=== Do this ===
Reproduce the following rows word for word, keeping each one intact and in its original order.

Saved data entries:
begin

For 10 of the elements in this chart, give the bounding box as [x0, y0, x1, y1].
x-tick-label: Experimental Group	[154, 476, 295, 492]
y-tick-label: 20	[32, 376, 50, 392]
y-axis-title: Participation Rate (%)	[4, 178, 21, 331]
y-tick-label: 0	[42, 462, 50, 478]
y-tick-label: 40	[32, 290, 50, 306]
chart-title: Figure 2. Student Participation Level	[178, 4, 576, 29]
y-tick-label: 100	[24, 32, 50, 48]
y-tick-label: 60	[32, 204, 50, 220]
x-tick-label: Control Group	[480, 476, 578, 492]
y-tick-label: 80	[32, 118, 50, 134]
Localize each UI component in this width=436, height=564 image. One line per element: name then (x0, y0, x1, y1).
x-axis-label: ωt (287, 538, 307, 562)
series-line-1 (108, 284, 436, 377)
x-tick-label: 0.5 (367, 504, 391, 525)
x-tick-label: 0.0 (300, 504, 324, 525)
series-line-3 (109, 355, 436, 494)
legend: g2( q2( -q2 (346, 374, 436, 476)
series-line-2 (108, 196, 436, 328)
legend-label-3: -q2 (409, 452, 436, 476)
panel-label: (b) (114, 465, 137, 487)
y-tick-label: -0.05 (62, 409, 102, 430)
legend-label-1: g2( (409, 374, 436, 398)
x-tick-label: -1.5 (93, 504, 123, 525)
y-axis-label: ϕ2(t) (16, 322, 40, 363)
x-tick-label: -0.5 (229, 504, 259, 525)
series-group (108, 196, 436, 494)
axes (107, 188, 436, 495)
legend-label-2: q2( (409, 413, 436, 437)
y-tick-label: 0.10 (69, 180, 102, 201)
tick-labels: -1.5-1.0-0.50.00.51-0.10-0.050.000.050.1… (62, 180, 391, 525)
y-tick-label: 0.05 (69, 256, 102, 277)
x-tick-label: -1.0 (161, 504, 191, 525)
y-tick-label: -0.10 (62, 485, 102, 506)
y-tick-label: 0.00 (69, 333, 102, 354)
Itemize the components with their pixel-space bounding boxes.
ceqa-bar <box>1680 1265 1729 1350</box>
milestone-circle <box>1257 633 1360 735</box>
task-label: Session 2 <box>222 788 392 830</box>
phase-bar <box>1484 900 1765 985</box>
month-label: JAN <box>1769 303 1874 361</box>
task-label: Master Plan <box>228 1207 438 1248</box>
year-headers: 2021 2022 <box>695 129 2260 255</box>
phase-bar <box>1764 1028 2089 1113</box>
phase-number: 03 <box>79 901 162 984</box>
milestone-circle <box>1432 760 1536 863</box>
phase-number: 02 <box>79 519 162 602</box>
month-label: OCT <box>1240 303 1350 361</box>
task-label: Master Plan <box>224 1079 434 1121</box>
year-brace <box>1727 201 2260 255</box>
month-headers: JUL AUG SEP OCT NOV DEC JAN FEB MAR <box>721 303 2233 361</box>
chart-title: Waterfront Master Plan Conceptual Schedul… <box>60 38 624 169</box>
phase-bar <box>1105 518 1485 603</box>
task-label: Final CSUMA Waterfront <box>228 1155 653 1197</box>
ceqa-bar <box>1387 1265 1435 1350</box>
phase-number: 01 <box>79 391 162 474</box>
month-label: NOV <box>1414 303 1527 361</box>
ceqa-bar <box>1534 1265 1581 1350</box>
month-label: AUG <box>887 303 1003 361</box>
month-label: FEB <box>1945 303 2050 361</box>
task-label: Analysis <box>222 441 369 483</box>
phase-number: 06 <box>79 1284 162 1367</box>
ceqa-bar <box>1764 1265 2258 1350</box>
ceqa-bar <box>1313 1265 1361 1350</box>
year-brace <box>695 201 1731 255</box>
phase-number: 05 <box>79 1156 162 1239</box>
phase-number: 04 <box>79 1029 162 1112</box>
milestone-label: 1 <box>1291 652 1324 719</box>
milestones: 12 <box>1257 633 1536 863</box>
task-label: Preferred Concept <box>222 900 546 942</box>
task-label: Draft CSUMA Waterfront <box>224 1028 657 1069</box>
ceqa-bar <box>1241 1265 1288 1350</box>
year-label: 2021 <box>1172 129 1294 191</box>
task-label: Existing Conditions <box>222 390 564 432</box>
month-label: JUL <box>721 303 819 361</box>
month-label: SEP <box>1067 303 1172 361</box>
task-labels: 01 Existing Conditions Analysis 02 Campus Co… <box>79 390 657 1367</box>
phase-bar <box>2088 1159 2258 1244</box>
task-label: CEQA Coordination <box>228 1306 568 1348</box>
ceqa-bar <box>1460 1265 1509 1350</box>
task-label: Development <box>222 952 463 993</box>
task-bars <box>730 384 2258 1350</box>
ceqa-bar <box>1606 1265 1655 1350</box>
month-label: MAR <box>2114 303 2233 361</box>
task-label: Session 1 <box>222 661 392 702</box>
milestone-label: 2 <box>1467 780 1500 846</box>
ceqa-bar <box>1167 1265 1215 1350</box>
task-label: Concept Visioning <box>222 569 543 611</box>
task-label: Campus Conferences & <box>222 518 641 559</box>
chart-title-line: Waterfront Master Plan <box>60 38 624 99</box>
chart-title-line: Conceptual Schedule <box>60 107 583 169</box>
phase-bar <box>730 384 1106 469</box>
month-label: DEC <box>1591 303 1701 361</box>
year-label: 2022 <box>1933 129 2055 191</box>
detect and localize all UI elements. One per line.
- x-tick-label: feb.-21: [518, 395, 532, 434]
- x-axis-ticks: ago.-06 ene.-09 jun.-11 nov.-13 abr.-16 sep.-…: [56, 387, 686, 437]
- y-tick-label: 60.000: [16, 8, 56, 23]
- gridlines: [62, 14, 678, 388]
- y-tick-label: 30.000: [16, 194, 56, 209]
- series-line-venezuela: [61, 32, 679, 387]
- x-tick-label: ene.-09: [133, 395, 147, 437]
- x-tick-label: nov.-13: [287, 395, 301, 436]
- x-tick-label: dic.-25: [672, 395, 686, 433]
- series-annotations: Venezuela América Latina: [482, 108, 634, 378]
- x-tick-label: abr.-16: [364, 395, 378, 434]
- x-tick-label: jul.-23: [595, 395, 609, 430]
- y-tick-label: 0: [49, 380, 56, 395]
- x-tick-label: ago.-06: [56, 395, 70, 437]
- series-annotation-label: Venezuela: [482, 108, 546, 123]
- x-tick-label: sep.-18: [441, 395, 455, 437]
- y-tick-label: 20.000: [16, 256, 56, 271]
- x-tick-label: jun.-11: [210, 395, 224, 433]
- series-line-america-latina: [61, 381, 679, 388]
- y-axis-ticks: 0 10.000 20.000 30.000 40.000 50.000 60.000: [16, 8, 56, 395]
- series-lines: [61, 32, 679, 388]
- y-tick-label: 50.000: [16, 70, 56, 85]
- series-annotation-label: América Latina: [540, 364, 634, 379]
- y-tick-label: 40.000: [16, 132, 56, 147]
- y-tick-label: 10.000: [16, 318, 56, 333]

end

=== Solution for this exercise ===
For 10 of the elements in this chart, give the bounding box as [x0, y0, x1, y1].
x-tick-label: Experimental Group	[154, 476, 295, 492]
y-tick-label: 20	[32, 376, 50, 392]
y-axis-title: Participation Rate (%)	[4, 178, 21, 331]
y-tick-label: 0	[42, 462, 50, 478]
y-tick-label: 40	[32, 290, 50, 306]
chart-title: Figure 2. Student Participation Level	[178, 4, 576, 29]
y-tick-label: 100	[24, 32, 50, 48]
y-tick-label: 60	[32, 204, 50, 220]
x-tick-label: Control Group	[480, 476, 578, 492]
y-tick-label: 80	[32, 118, 50, 134]
Localize each UI component in this width=436, height=564 image. One line per element: name then (x0, y0, x1, y1).
x-axis-label: ωt (287, 538, 307, 562)
series-line-1 (108, 284, 436, 377)
x-tick-label: 0.5 (367, 504, 391, 525)
x-tick-label: 0.0 (300, 504, 324, 525)
series-line-3 (109, 355, 436, 494)
legend: g2( q2( -q2 (346, 374, 436, 476)
series-line-2 (108, 196, 436, 328)
legend-label-3: -q2 (409, 452, 436, 476)
panel-label: (b) (114, 465, 137, 487)
y-tick-label: -0.05 (62, 409, 102, 430)
legend-label-1: g2( (409, 374, 436, 398)
x-tick-label: -1.5 (93, 504, 123, 525)
y-axis-label: ϕ2(t) (16, 322, 40, 363)
x-tick-label: -0.5 (229, 504, 259, 525)
series-group (108, 196, 436, 494)
axes (107, 188, 436, 495)
legend-label-2: q2( (409, 413, 436, 437)
y-tick-label: 0.10 (69, 180, 102, 201)
tick-labels: -1.5-1.0-0.50.00.51-0.10-0.050.000.050.1… (62, 180, 391, 525)
y-tick-label: 0.05 (69, 256, 102, 277)
x-tick-label: -1.0 (161, 504, 191, 525)
y-tick-label: -0.10 (62, 485, 102, 506)
y-tick-label: 0.00 (69, 333, 102, 354)
Itemize the components with their pixel-space bounding boxes.
ceqa-bar <box>1680 1265 1729 1350</box>
milestone-circle <box>1257 633 1360 735</box>
task-label: Session 2 <box>222 788 392 830</box>
phase-bar <box>1484 900 1765 985</box>
month-label: JAN <box>1769 303 1874 361</box>
task-label: Master Plan <box>228 1207 438 1248</box>
year-headers: 2021 2022 <box>695 129 2260 255</box>
phase-bar <box>1764 1028 2089 1113</box>
phase-number: 03 <box>79 901 162 984</box>
milestone-circle <box>1432 760 1536 863</box>
phase-number: 02 <box>79 519 162 602</box>
month-label: OCT <box>1240 303 1350 361</box>
task-label: Master Plan <box>224 1079 434 1121</box>
year-brace <box>1727 201 2260 255</box>
month-headers: JUL AUG SEP OCT NOV DEC JAN FEB MAR <box>721 303 2233 361</box>
chart-title: Waterfront Master Plan Conceptual Schedul… <box>60 38 624 169</box>
phase-bar <box>1105 518 1485 603</box>
task-label: Final CSUMA Waterfront <box>228 1155 653 1197</box>
ceqa-bar <box>1387 1265 1435 1350</box>
phase-number: 01 <box>79 391 162 474</box>
month-label: NOV <box>1414 303 1527 361</box>
ceqa-bar <box>1534 1265 1581 1350</box>
month-label: AUG <box>887 303 1003 361</box>
month-label: FEB <box>1945 303 2050 361</box>
task-label: Analysis <box>222 441 369 483</box>
phase-number: 06 <box>79 1284 162 1367</box>
ceqa-bar <box>1764 1265 2258 1350</box>
ceqa-bar <box>1313 1265 1361 1350</box>
year-brace <box>695 201 1731 255</box>
phase-number: 05 <box>79 1156 162 1239</box>
phase-number: 04 <box>79 1029 162 1112</box>
milestone-label: 1 <box>1291 652 1324 719</box>
milestones: 12 <box>1257 633 1536 863</box>
task-label: Preferred Concept <box>222 900 546 942</box>
task-label: Draft CSUMA Waterfront <box>224 1028 657 1069</box>
ceqa-bar <box>1241 1265 1288 1350</box>
year-label: 2021 <box>1172 129 1294 191</box>
task-label: Existing Conditions <box>222 390 564 432</box>
month-label: JUL <box>721 303 819 361</box>
month-label: SEP <box>1067 303 1172 361</box>
task-labels: 01 Existing Conditions Analysis 02 Campus Co… <box>79 390 657 1367</box>
phase-bar <box>2088 1159 2258 1244</box>
task-label: CEQA Coordination <box>228 1306 568 1348</box>
ceqa-bar <box>1460 1265 1509 1350</box>
task-label: Development <box>222 952 463 993</box>
task-bars <box>730 384 2258 1350</box>
ceqa-bar <box>1606 1265 1655 1350</box>
month-label: MAR <box>2114 303 2233 361</box>
task-label: Session 1 <box>222 661 392 702</box>
milestone-label: 2 <box>1467 780 1500 846</box>
ceqa-bar <box>1167 1265 1215 1350</box>
task-label: Concept Visioning <box>222 569 543 611</box>
task-label: Campus Conferences & <box>222 518 641 559</box>
chart-title-line: Waterfront Master Plan <box>60 38 624 99</box>
chart-title-line: Conceptual Schedule <box>60 107 583 169</box>
phase-bar <box>730 384 1106 469</box>
month-label: DEC <box>1591 303 1701 361</box>
year-label: 2022 <box>1933 129 2055 191</box>
detect and localize all UI elements. One per line.
- x-tick-label: feb.-21: [518, 395, 532, 434]
- x-axis-ticks: ago.-06 ene.-09 jun.-11 nov.-13 abr.-16 sep.-…: [56, 387, 686, 437]
- y-tick-label: 60.000: [16, 8, 56, 23]
- gridlines: [62, 14, 678, 388]
- y-tick-label: 30.000: [16, 194, 56, 209]
- series-line-venezuela: [61, 32, 679, 387]
- x-tick-label: ene.-09: [133, 395, 147, 437]
- x-tick-label: nov.-13: [287, 395, 301, 436]
- x-tick-label: dic.-25: [672, 395, 686, 433]
- series-annotations: Venezuela América Latina: [482, 108, 634, 378]
- x-tick-label: abr.-16: [364, 395, 378, 434]
- x-tick-label: jul.-23: [595, 395, 609, 430]
- y-tick-label: 0: [49, 380, 56, 395]
- x-tick-label: ago.-06: [56, 395, 70, 437]
- series-annotation-label: Venezuela: [482, 108, 546, 123]
- x-tick-label: sep.-18: [441, 395, 455, 437]
- y-tick-label: 20.000: [16, 256, 56, 271]
- x-tick-label: jun.-11: [210, 395, 224, 433]
- series-line-america-latina: [61, 381, 679, 388]
- y-axis-ticks: 0 10.000 20.000 30.000 40.000 50.000 60.000: [16, 8, 56, 395]
- series-lines: [61, 32, 679, 388]
- y-tick-label: 50.000: [16, 70, 56, 85]
- series-annotation-label: América Latina: [540, 364, 634, 379]
- y-tick-label: 40.000: [16, 132, 56, 147]
- y-tick-label: 10.000: [16, 318, 56, 333]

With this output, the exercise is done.